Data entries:
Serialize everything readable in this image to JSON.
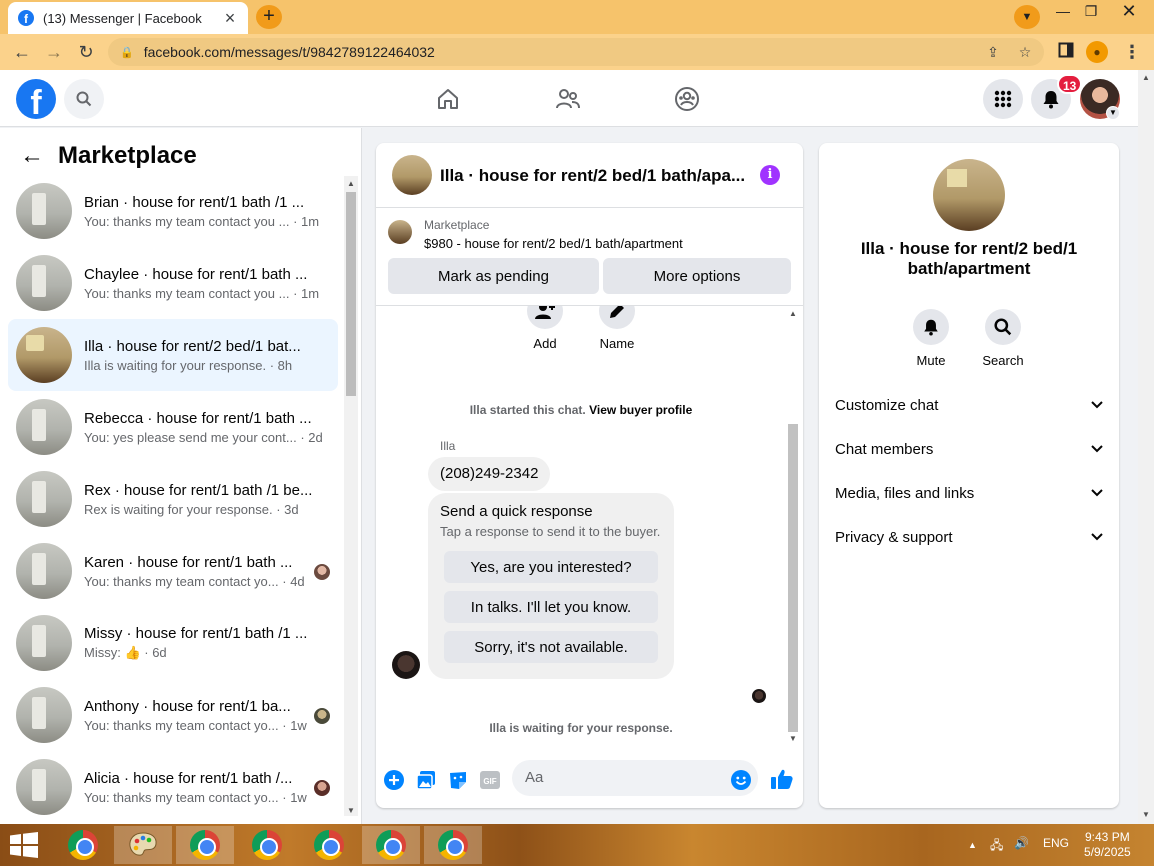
{
  "browser": {
    "tab_title": "(13) Messenger | Facebook",
    "url": "facebook.com/messages/t/9842789122464032"
  },
  "header": {
    "notification_count": "13"
  },
  "sidebar": {
    "title": "Marketplace",
    "conversations": [
      {
        "name": "Brian · house for rent/1 bath /1 ...",
        "preview": "You: thanks my team contact you ...",
        "time": "· 1m",
        "active": false
      },
      {
        "name": "Chaylee · house for rent/1 bath ...",
        "preview": "You: thanks my team contact you ...",
        "time": "· 1m",
        "active": false
      },
      {
        "name": "Illa · house for rent/2 bed/1 bat...",
        "preview": "Illa is waiting for your response.",
        "time": "· 8h",
        "active": true
      },
      {
        "name": "Rebecca · house for rent/1 bath ...",
        "preview": "You: yes please send me your cont...",
        "time": "· 2d",
        "active": false
      },
      {
        "name": "Rex · house for rent/1 bath /1 be...",
        "preview": "Rex is waiting for your response.",
        "time": "· 3d",
        "active": false
      },
      {
        "name": "Karen · house for rent/1 bath ...",
        "preview": "You: thanks my team contact yo...",
        "time": "· 4d",
        "active": false
      },
      {
        "name": "Missy · house for rent/1 bath /1 ...",
        "preview": "Missy: 👍",
        "time": "· 6d",
        "active": false
      },
      {
        "name": "Anthony · house for rent/1 ba...",
        "preview": "You: thanks my team contact yo...",
        "time": "· 1w",
        "active": false
      },
      {
        "name": "Alicia · house for rent/1 bath /...",
        "preview": "You: thanks my team contact yo...",
        "time": "· 1w",
        "active": false
      }
    ]
  },
  "chat": {
    "title": "Illa · house for rent/2 bed/1 bath/apa...",
    "marketplace_label": "Marketplace",
    "listing": "$980 - house for rent/2 bed/1 bath/apartment",
    "mark_pending": "Mark as pending",
    "more_options": "More options",
    "add_label": "Add",
    "name_label": "Name",
    "started_text": "Illa started this chat.",
    "view_profile": "View buyer profile",
    "sender_name": "Illa",
    "phone_message": "(208)249-2342",
    "quick_title": "Send a quick response",
    "quick_sub": "Tap a response to send it to the buyer.",
    "quick_options": [
      "Yes, are you interested?",
      "In talks. I'll let you know.",
      "Sorry, it's not available."
    ],
    "waiting_text": "Illa is waiting for your response.",
    "input_placeholder": "Aa"
  },
  "details": {
    "name": "Illa · house for rent/2 bed/1 bath/apartment",
    "mute_label": "Mute",
    "search_label": "Search",
    "sections": [
      "Customize chat",
      "Chat members",
      "Media, files and links",
      "Privacy & support"
    ]
  },
  "taskbar": {
    "language": "ENG",
    "time": "9:43 PM",
    "date": "5/9/2025"
  },
  "colors": {
    "fb_blue": "#1877f2",
    "info_purple": "#a033ff",
    "badge_red": "#e41e3f",
    "active_row": "#ebf5ff"
  }
}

**SET TASK**
Of all the lines above, how many contain the word "bath"? Answer with only the number.

**FULL OUTPUT**
10